Dataset records
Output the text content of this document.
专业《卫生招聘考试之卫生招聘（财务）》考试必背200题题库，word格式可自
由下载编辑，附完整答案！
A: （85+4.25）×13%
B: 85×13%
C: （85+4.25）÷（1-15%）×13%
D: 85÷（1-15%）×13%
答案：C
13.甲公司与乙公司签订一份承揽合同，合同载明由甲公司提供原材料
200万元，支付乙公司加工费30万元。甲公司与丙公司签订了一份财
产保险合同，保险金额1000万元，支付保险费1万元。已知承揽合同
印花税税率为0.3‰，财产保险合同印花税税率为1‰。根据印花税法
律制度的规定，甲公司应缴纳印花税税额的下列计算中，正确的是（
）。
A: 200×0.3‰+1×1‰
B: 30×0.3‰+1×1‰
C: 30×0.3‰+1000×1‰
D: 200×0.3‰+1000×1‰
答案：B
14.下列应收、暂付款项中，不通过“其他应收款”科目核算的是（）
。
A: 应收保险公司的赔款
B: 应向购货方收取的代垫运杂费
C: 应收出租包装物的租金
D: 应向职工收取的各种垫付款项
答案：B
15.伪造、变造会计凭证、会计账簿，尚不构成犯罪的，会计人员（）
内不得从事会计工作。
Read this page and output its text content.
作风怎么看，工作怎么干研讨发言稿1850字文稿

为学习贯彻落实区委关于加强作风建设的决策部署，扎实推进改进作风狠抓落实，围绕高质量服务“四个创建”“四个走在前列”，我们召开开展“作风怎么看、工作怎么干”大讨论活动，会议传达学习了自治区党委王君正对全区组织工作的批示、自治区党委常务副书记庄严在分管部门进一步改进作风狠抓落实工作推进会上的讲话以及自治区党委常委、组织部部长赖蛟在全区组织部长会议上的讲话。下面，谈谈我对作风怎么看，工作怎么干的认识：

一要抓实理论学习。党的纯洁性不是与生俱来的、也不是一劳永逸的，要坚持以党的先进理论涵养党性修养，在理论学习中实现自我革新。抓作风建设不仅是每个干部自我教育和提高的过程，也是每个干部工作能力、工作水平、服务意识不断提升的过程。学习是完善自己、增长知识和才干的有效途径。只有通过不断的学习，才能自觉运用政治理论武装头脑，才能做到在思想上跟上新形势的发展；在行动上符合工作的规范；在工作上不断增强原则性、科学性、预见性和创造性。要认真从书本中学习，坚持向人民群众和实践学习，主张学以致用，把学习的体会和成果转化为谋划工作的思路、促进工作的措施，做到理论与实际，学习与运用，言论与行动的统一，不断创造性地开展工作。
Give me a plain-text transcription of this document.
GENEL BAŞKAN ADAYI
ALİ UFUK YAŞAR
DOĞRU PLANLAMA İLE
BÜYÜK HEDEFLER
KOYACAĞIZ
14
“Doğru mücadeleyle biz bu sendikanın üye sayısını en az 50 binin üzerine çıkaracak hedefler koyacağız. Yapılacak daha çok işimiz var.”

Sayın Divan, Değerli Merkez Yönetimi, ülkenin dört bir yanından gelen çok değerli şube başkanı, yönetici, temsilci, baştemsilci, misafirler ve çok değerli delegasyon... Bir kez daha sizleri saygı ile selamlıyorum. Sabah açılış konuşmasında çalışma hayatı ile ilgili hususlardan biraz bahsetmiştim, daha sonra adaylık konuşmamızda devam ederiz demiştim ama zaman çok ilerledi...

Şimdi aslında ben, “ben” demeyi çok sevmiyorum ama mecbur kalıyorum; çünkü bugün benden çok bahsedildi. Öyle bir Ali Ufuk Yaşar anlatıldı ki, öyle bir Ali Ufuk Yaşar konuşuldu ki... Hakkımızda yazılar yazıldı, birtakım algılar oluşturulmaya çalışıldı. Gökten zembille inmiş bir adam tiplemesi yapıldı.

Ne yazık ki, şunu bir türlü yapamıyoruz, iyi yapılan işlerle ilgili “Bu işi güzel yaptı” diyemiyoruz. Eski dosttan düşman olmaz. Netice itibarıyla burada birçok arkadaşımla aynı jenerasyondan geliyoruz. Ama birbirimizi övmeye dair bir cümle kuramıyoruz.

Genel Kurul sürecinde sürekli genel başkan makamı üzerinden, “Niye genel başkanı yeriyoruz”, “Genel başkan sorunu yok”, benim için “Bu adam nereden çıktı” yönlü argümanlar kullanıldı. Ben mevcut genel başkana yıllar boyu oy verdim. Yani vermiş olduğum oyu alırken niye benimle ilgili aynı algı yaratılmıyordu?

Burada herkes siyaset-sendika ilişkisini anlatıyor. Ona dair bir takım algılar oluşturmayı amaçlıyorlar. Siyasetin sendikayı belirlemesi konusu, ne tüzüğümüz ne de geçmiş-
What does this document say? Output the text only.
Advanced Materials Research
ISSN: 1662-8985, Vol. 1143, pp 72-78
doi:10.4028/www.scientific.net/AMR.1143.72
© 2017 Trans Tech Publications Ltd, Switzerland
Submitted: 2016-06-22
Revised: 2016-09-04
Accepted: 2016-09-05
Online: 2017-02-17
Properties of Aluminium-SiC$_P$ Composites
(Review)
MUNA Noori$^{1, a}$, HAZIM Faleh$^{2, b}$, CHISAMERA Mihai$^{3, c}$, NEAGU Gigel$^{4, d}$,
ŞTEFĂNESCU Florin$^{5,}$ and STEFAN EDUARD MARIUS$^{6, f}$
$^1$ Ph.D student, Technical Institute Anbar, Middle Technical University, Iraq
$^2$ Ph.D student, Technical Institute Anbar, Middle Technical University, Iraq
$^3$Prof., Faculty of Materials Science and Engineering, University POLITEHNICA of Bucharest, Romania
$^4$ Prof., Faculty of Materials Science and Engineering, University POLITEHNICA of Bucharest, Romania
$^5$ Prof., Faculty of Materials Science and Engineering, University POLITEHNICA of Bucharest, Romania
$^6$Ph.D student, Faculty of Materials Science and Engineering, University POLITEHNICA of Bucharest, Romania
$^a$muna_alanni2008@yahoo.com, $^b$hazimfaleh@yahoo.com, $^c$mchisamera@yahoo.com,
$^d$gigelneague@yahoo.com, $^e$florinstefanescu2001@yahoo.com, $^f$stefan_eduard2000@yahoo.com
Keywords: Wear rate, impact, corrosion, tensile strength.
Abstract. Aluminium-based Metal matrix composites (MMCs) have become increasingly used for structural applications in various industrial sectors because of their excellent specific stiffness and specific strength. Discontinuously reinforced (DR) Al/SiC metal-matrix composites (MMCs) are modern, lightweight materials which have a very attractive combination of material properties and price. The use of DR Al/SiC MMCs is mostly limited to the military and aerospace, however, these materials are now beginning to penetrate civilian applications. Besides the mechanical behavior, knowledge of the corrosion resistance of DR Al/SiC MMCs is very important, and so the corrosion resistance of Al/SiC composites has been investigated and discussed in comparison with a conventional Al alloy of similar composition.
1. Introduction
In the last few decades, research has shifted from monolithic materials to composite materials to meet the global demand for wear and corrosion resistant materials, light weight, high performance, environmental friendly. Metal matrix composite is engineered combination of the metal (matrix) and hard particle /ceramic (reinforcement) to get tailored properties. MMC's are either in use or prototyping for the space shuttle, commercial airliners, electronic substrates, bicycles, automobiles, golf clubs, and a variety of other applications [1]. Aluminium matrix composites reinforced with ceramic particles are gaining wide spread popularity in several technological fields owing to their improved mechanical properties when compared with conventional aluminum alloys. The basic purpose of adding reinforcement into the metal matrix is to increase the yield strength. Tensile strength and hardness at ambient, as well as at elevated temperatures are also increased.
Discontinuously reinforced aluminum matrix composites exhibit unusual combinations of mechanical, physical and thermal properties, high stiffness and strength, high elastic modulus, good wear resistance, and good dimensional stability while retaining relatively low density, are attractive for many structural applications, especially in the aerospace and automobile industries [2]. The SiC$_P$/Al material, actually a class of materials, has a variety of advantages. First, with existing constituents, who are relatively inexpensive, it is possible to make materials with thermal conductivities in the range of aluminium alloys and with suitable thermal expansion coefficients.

WORK REQUIRED
Copy every line of the listing that contains the word "dair".

RESPONSE TO THE TASK
Ne yazık ki, şunu bir türlü yapamıyoruz, iyi yapılan işlerle ilgili “Bu işi güzel yaptı” diyemiyoruz. Eski dosttan düşman olmaz. Netice itibarıyla burada birçok arkadaşımla aynı jenerasyondan geliyoruz. Ama birbirimizi övmeye dair bir cümle kuramıyoruz.
Burada herkes siyaset-sendika ilişkisini anlatıyor. Ona dair bir takım algılar oluşturmayı amaçlıyorlar. Siyasetin sendikayı belirlemesi konusu, ne tüzüğümüz ne de geçmiş-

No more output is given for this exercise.